**TASK DESCRIPTION**
Print all the entries verbatim.

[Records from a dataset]
━━━━━━━━

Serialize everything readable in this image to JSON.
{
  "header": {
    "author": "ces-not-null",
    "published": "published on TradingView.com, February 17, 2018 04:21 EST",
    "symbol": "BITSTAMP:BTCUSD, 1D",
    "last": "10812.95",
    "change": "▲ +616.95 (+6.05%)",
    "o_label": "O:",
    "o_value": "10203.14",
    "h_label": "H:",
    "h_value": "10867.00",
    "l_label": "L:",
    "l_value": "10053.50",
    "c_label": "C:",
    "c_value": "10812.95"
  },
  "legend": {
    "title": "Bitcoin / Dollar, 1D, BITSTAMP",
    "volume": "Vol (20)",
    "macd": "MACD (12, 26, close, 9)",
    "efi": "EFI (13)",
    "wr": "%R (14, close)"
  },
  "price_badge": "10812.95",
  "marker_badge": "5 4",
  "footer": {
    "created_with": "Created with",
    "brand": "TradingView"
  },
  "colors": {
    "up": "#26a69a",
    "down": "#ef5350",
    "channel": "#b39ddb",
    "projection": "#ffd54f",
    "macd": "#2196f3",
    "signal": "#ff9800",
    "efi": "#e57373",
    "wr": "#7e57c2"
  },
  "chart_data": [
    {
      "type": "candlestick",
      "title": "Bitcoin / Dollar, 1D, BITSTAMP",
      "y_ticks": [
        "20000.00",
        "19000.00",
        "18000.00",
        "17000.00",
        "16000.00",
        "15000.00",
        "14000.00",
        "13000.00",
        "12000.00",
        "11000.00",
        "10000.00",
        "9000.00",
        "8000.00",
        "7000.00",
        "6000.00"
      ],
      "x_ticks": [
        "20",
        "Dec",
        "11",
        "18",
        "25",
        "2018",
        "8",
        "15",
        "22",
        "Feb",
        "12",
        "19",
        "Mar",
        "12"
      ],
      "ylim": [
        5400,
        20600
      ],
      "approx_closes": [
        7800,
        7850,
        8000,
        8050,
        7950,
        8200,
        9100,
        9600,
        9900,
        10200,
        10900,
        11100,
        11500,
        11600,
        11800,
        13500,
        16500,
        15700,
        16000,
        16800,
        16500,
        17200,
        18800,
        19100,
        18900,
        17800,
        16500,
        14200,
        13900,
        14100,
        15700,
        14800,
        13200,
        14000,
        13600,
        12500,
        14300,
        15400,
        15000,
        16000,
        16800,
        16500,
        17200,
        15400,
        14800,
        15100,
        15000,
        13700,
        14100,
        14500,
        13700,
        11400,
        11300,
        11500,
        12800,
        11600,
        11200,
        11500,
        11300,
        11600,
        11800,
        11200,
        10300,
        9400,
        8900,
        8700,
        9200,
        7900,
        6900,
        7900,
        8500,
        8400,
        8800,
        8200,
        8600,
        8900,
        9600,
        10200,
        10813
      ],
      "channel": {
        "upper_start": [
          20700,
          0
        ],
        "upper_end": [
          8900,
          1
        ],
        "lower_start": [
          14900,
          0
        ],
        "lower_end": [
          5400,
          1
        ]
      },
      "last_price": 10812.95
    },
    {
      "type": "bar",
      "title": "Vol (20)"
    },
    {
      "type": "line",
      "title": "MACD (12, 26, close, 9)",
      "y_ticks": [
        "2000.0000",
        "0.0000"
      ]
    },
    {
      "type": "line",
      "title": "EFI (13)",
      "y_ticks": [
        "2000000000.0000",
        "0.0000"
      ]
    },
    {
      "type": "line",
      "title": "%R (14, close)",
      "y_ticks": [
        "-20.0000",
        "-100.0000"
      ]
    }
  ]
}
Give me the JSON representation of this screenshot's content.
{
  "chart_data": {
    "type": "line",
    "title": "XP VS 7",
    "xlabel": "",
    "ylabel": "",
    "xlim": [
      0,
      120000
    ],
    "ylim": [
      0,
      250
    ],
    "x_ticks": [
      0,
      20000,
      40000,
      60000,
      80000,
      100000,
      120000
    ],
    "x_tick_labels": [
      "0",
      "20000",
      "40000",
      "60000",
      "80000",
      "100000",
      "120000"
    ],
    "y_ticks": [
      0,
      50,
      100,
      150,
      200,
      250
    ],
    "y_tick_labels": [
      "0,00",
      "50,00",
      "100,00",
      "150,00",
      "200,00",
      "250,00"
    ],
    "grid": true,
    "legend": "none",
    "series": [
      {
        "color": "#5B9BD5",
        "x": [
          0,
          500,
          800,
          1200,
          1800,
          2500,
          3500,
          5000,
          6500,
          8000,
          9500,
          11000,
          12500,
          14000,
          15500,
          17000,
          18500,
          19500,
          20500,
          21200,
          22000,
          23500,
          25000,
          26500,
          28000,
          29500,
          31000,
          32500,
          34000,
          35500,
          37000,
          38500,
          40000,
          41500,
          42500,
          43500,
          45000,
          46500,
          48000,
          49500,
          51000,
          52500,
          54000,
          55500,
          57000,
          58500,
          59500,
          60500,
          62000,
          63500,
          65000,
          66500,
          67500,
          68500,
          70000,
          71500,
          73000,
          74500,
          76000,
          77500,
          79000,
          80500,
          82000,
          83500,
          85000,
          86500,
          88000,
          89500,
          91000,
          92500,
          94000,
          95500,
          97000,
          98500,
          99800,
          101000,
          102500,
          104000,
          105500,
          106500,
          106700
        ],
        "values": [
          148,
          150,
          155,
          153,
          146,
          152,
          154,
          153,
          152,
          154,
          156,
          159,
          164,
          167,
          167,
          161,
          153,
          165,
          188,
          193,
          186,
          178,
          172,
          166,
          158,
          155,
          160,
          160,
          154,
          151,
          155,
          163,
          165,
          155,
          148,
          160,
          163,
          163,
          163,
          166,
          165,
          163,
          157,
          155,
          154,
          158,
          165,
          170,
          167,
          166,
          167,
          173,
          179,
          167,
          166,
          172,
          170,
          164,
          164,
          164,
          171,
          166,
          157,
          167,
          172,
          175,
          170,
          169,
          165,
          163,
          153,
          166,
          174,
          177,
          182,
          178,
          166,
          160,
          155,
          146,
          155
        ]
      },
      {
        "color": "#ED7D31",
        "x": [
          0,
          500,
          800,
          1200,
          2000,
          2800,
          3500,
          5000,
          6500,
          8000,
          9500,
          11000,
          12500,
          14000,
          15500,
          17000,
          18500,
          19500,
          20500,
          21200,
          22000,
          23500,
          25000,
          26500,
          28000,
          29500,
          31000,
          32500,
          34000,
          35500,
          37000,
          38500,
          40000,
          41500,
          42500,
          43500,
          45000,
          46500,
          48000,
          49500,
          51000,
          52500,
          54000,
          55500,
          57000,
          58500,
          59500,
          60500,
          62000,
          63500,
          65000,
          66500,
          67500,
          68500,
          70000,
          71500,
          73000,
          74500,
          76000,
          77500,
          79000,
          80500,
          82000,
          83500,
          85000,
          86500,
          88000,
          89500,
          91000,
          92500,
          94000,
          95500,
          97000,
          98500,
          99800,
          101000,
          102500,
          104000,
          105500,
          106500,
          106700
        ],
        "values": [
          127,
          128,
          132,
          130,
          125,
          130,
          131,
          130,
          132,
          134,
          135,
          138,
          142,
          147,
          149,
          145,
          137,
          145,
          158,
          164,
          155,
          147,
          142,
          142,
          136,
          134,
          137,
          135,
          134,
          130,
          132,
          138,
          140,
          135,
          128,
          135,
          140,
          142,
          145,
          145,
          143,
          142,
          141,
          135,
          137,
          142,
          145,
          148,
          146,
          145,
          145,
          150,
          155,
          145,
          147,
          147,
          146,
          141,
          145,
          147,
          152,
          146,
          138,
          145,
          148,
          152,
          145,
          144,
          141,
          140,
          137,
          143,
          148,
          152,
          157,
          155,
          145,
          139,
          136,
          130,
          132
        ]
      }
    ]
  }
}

━━━━━━━━

**WRITTEN SOLUTION**
Serialize everything readable in this image to JSON.
{
  "header": {
    "author": "ces-not-null",
    "published": "published on TradingView.com, February 17, 2018 04:21 EST",
    "symbol": "BITSTAMP:BTCUSD, 1D",
    "last": "10812.95",
    "change": "▲ +616.95 (+6.05%)",
    "o_label": "O:",
    "o_value": "10203.14",
    "h_label": "H:",
    "h_value": "10867.00",
    "l_label": "L:",
    "l_value": "10053.50",
    "c_label": "C:",
    "c_value": "10812.95"
  },
  "legend": {
    "title": "Bitcoin / Dollar, 1D, BITSTAMP",
    "volume": "Vol (20)",
    "macd": "MACD (12, 26, close, 9)",
    "efi": "EFI (13)",
    "wr": "%R (14, close)"
  },
  "price_badge": "10812.95",
  "marker_badge": "5 4",
  "footer": {
    "created_with": "Created with",
    "brand": "TradingView"
  },
  "colors": {
    "up": "#26a69a",
    "down": "#ef5350",
    "channel": "#b39ddb",
    "projection": "#ffd54f",
    "macd": "#2196f3",
    "signal": "#ff9800",
    "efi": "#e57373",
    "wr": "#7e57c2"
  },
  "chart_data": [
    {
      "type": "candlestick",
      "title": "Bitcoin / Dollar, 1D, BITSTAMP",
      "y_ticks": [
        "20000.00",
        "19000.00",
        "18000.00",
        "17000.00",
        "16000.00",
        "15000.00",
        "14000.00",
        "13000.00",
        "12000.00",
        "11000.00",
        "10000.00",
        "9000.00",
        "8000.00",
        "7000.00",
        "6000.00"
      ],
      "x_ticks": [
        "20",
        "Dec",
        "11",
        "18",
        "25",
        "2018",
        "8",
        "15",
        "22",
        "Feb",
        "12",
        "19",
        "Mar",
        "12"
      ],
      "ylim": [
        5400,
        20600
      ],
      "approx_closes": [
        7800,
        7850,
        8000,
        8050,
        7950,
        8200,
        9100,
        9600,
        9900,
        10200,
        10900,
        11100,
        11500,
        11600,
        11800,
        13500,
        16500,
        15700,
        16000,
        16800,
        16500,
        17200,
        18800,
        19100,
        18900,
        17800,
        16500,
        14200,
        13900,
        14100,
        15700,
        14800,
        13200,
        14000,
        13600,
        12500,
        14300,
        15400,
        15000,
        16000,
        16800,
        16500,
        17200,
        15400,
        14800,
        15100,
        15000,
        13700,
        14100,
        14500,
        13700,
        11400,
        11300,
        11500,
        12800,
        11600,
        11200,
        11500,
        11300,
        11600,
        11800,
        11200,
        10300,
        9400,
        8900,
        8700,
        9200,
        7900,
        6900,
        7900,
        8500,
        8400,
        8800,
        8200,
        8600,
        8900,
        9600,
        10200,
        10813
      ],
      "channel": {
        "upper_start": [
          20700,
          0
        ],
        "upper_end": [
          8900,
          1
        ],
        "lower_start": [
          14900,
          0
        ],
        "lower_end": [
          5400,
          1
        ]
      },
      "last_price": 10812.95
    },
    {
      "type": "bar",
      "title": "Vol (20)"
    },
    {
      "type": "line",
      "title": "MACD (12, 26, close, 9)",
      "y_ticks": [
        "2000.0000",
        "0.0000"
      ]
    },
    {
      "type": "line",
      "title": "EFI (13)",
      "y_ticks": [
        "2000000000.0000",
        "0.0000"
      ]
    },
    {
      "type": "line",
      "title": "%R (14, close)",
      "y_ticks": [
        "-20.0000",
        "-100.0000"
      ]
    }
  ]
}
Give me the JSON representation of this screenshot's content.
{
  "chart_data": {
    "type": "line",
    "title": "XP VS 7",
    "xlabel": "",
    "ylabel": "",
    "xlim": [
      0,
      120000
    ],
    "ylim": [
      0,
      250
    ],
    "x_ticks": [
      0,
      20000,
      40000,
      60000,
      80000,
      100000,
      120000
    ],
    "x_tick_labels": [
      "0",
      "20000",
      "40000",
      "60000",
      "80000",
      "100000",
      "120000"
    ],
    "y_ticks": [
      0,
      50,
      100,
      150,
      200,
      250
    ],
    "y_tick_labels": [
      "0,00",
      "50,00",
      "100,00",
      "150,00",
      "200,00",
      "250,00"
    ],
    "grid": true,
    "legend": "none",
    "series": [
      {
        "color": "#5B9BD5",
        "x": [
          0,
          500,
          800,
          1200,
          1800,
          2500,
          3500,
          5000,
          6500,
          8000,
          9500,
          11000,
          12500,
          14000,
          15500,
          17000,
          18500,
          19500,
          20500,
          21200,
          22000,
          23500,
          25000,
          26500,
          28000,
          29500,
          31000,
          32500,
          34000,
          35500,
          37000,
          38500,
          40000,
          41500,
          42500,
          43500,
          45000,
          46500,
          48000,
          49500,
          51000,
          52500,
          54000,
          55500,
          57000,
          58500,
          59500,
          60500,
          62000,
          63500,
          65000,
          66500,
          67500,
          68500,
          70000,
          71500,
          73000,
          74500,
          76000,
          77500,
          79000,
          80500,
          82000,
          83500,
          85000,
          86500,
          88000,
          89500,
          91000,
          92500,
          94000,
          95500,
          97000,
          98500,
          99800,
          101000,
          102500,
          104000,
          105500,
          106500,
          106700
        ],
        "values": [
          148,
          150,
          155,
          153,
          146,
          152,
          154,
          153,
          152,
          154,
          156,
          159,
          164,
          167,
          167,
          161,
          153,
          165,
          188,
          193,
          186,
          178,
          172,
          166,
          158,
          155,
          160,
          160,
          154,
          151,
          155,
          163,
          165,
          155,
          148,
          160,
          163,
          163,
          163,
          166,
          165,
          163,
          157,
          155,
          154,
          158,
          165,
          170,
          167,
          166,
          167,
          173,
          179,
          167,
          166,
          172,
          170,
          164,
          164,
          164,
          171,
          166,
          157,
          167,
          172,
          175,
          170,
          169,
          165,
          163,
          153,
          166,
          174,
          177,
          182,
          178,
          166,
          160,
          155,
          146,
          155
        ]
      },
      {
        "color": "#ED7D31",
        "x": [
          0,
          500,
          800,
          1200,
          2000,
          2800,
          3500,
          5000,
          6500,
          8000,
          9500,
          11000,
          12500,
          14000,
          15500,
          17000,
          18500,
          19500,
          20500,
          21200,
          22000,
          23500,
          25000,
          26500,
          28000,
          29500,
          31000,
          32500,
          34000,
          35500,
          37000,
          38500,
          40000,
          41500,
          42500,
          43500,
          45000,
          46500,
          48000,
          49500,
          51000,
          52500,
          54000,
          55500,
          57000,
          58500,
          59500,
          60500,
          62000,
          63500,
          65000,
          66500,
          67500,
          68500,
          70000,
          71500,
          73000,
          74500,
          76000,
          77500,
          79000,
          80500,
          82000,
          83500,
          85000,
          86500,
          88000,
          89500,
          91000,
          92500,
          94000,
          95500,
          97000,
          98500,
          99800,
          101000,
          102500,
          104000,
          105500,
          106500,
          106700
        ],
        "values": [
          127,
          128,
          132,
          130,
          125,
          130,
          131,
          130,
          132,
          134,
          135,
          138,
          142,
          147,
          149,
          145,
          137,
          145,
          158,
          164,
          155,
          147,
          142,
          142,
          136,
          134,
          137,
          135,
          134,
          130,
          132,
          138,
          140,
          135,
          128,
          135,
          140,
          142,
          145,
          145,
          143,
          142,
          141,
          135,
          137,
          142,
          145,
          148,
          146,
          145,
          145,
          150,
          155,
          145,
          147,
          147,
          146,
          141,
          145,
          147,
          152,
          146,
          138,
          145,
          148,
          152,
          145,
          144,
          141,
          140,
          137,
          143,
          148,
          152,
          157,
          155,
          145,
          139,
          136,
          130,
          132
        ]
      }
    ]
  }
}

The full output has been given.